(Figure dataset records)
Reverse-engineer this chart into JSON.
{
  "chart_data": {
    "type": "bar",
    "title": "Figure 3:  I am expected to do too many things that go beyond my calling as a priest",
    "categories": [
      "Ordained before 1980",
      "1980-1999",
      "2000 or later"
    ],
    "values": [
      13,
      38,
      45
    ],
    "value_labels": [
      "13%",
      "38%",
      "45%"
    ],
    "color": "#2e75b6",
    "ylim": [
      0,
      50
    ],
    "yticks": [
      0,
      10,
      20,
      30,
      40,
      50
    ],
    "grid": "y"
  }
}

— Set task —
Restate the whole listing exactly, leaving out nothing.

— Final result —
Reverse-engineer this chart into JSON.
{
  "chart_data": {
    "type": "bar",
    "title": "Figure 3:  I am expected to do too many things that go beyond my calling as a priest",
    "categories": [
      "Ordained before 1980",
      "1980-1999",
      "2000 or later"
    ],
    "values": [
      13,
      38,
      45
    ],
    "value_labels": [
      "13%",
      "38%",
      "45%"
    ],
    "color": "#2e75b6",
    "ylim": [
      0,
      50
    ],
    "yticks": [
      0,
      10,
      20,
      30,
      40,
      50
    ],
    "grid": "y"
  }
}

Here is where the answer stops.